** EXERCISE PROMPT **
Pick out all lines of the entries that include the word "Windows" and copy them.

========

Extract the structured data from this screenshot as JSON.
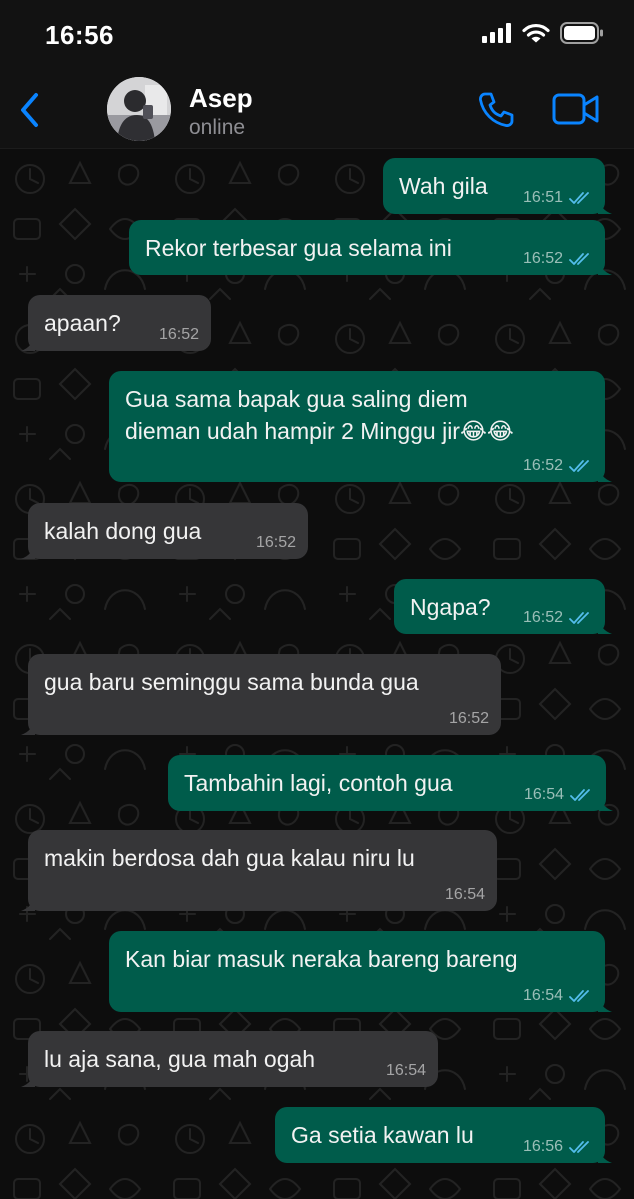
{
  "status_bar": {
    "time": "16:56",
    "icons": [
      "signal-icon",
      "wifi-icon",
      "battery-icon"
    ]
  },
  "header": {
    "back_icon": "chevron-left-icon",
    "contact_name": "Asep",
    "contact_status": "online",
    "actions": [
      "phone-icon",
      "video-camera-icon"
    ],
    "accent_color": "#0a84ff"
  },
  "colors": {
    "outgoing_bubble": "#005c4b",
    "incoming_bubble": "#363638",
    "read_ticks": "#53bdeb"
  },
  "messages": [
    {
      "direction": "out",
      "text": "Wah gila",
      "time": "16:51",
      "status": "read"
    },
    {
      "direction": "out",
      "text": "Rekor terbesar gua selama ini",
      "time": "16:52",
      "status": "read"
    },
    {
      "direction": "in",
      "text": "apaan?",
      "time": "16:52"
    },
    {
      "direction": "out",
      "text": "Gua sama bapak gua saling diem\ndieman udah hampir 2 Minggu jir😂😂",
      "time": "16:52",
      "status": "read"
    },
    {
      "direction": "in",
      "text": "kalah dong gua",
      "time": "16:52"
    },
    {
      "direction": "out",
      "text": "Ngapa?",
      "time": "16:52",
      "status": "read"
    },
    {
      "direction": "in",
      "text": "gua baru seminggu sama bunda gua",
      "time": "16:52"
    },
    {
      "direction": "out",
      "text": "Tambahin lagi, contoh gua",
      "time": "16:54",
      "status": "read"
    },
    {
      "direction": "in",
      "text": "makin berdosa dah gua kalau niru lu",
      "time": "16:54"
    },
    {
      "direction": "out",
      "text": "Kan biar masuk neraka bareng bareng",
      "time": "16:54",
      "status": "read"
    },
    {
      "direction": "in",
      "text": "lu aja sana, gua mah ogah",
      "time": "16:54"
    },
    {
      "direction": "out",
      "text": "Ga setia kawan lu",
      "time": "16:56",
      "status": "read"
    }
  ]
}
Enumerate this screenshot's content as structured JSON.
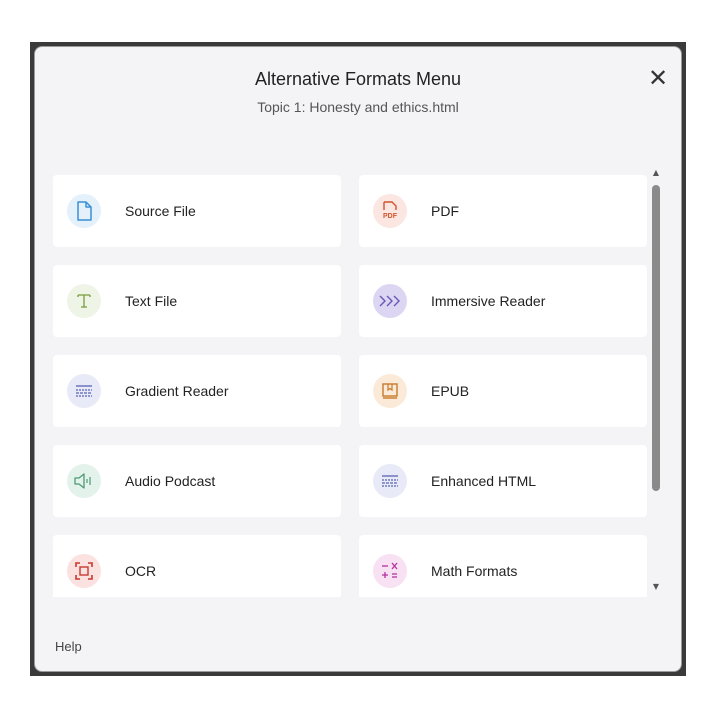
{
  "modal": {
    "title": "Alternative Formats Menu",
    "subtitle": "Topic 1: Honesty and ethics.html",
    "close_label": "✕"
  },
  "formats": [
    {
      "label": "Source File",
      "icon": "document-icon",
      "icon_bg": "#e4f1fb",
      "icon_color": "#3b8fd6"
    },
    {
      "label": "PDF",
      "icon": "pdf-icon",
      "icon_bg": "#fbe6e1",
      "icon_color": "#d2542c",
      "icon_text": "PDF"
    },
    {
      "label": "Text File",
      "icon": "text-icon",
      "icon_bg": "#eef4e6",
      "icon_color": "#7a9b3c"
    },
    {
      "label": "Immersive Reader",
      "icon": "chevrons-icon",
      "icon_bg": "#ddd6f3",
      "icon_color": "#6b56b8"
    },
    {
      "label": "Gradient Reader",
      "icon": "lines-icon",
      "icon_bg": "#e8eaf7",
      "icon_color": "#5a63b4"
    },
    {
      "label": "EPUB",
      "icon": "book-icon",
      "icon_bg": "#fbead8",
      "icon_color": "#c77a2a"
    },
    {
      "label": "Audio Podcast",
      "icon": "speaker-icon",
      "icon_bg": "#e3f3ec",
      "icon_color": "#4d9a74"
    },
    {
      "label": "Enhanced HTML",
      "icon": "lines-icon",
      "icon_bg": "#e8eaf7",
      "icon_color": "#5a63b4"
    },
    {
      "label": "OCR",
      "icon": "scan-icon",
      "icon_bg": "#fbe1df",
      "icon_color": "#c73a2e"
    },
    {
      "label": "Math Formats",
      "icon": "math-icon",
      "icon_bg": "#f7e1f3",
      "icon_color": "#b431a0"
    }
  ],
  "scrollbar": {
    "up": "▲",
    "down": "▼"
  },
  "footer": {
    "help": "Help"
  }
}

========

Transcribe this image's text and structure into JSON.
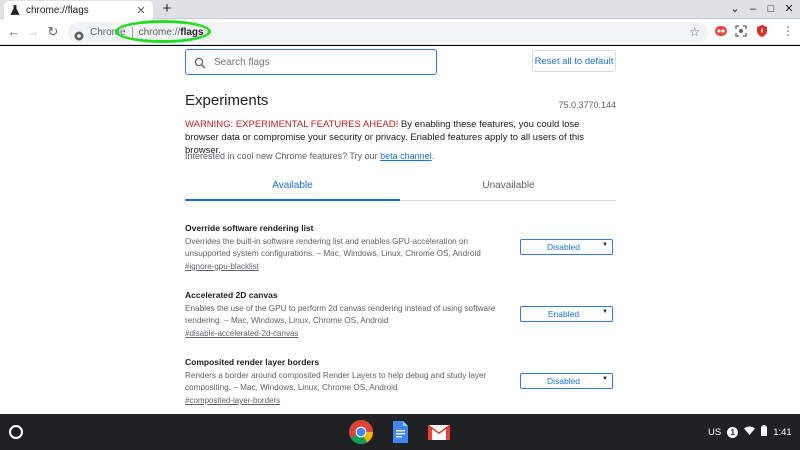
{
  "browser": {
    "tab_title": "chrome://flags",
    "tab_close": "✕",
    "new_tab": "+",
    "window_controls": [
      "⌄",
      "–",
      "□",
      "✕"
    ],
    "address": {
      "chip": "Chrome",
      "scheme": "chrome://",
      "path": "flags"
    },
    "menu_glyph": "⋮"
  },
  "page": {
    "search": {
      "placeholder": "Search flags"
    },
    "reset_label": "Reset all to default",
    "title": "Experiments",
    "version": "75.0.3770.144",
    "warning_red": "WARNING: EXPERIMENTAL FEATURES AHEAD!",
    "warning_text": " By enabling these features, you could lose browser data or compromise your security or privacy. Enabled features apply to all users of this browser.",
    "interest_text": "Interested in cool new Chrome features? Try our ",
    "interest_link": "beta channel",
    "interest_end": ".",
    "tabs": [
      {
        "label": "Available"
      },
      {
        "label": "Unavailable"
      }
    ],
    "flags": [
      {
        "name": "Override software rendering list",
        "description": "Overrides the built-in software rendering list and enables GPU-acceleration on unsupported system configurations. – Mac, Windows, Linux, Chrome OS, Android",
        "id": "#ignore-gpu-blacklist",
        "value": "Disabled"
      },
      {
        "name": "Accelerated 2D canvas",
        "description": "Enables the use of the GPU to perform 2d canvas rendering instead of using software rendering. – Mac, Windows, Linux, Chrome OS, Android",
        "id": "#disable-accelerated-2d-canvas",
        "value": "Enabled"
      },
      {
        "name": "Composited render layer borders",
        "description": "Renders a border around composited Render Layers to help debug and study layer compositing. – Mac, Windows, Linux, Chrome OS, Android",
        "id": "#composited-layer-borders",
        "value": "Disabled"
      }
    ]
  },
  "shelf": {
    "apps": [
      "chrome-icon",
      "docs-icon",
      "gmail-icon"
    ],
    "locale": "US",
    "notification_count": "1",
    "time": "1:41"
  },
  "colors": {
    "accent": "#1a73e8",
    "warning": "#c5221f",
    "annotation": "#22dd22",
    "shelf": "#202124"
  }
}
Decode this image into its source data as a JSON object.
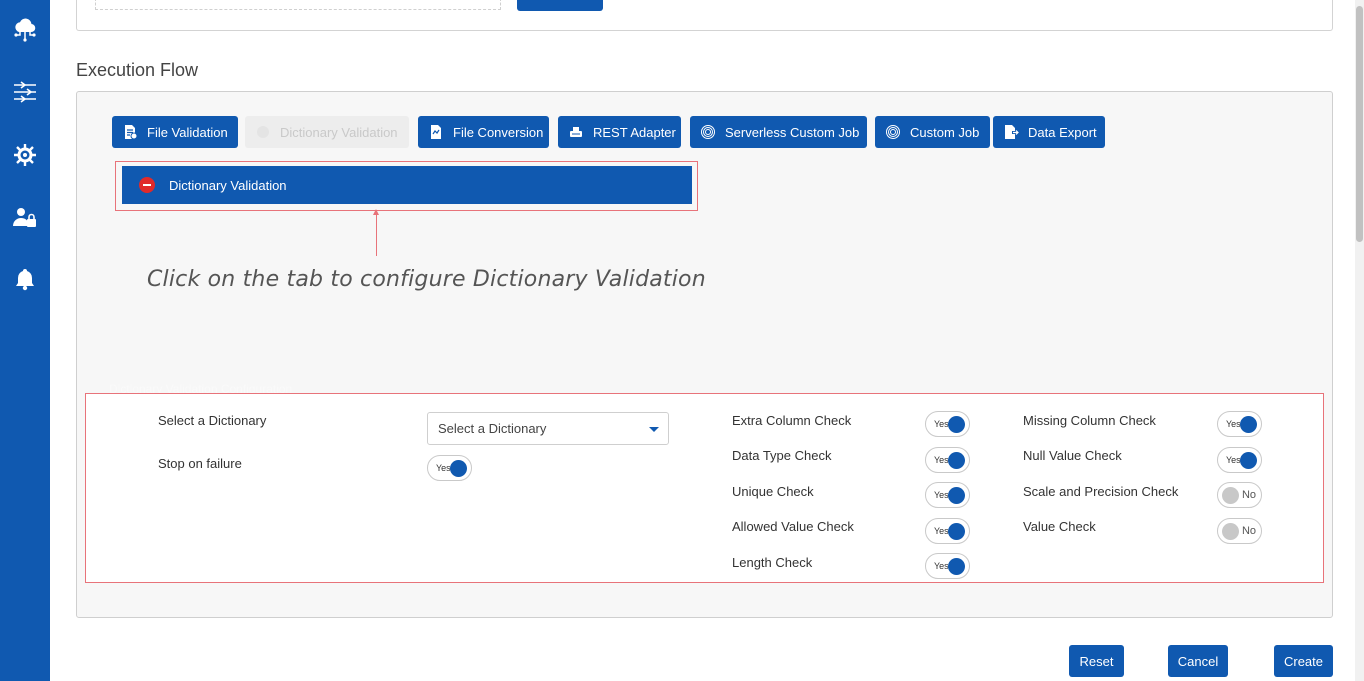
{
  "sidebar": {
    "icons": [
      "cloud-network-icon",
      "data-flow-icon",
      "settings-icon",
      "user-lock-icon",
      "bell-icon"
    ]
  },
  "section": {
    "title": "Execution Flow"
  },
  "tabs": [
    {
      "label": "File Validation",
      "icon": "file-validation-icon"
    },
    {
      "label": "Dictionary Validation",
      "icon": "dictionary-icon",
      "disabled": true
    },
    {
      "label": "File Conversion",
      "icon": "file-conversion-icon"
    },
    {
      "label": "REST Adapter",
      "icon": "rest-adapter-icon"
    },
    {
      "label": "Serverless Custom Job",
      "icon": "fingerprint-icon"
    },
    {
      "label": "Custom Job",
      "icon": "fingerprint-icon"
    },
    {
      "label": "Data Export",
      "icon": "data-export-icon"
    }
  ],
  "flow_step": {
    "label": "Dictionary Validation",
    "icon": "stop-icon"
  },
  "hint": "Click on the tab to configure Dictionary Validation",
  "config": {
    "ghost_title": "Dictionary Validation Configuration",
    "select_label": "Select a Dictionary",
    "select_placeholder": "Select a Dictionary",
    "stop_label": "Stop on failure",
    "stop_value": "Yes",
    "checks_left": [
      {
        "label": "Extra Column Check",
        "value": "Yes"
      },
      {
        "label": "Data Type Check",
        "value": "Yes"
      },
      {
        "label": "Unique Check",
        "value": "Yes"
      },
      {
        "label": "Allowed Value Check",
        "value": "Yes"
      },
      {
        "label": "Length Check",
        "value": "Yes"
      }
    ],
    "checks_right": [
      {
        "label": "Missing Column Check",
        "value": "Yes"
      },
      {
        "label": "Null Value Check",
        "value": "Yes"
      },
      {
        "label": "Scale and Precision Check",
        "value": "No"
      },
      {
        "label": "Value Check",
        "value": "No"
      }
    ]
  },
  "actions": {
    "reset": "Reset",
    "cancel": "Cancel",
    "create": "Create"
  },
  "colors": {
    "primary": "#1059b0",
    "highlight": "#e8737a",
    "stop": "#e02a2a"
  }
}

========

** OUTPUT OF THE EXERCISE **
        "description": "Overrides the built-in software rendering list and enables GPU-acceleration on unsupported system configurations. – Mac, Windows, Linux, Chrome OS, Android",
        "description": "Enables the use of the GPU to perform 2d canvas rendering instead of using software rendering. – Mac, Windows, Linux, Chrome OS, Android",
        "description": "Renders a border around composited Render Layers to help debug and study layer compositing. – Mac, Windows, Linux, Chrome OS, Android",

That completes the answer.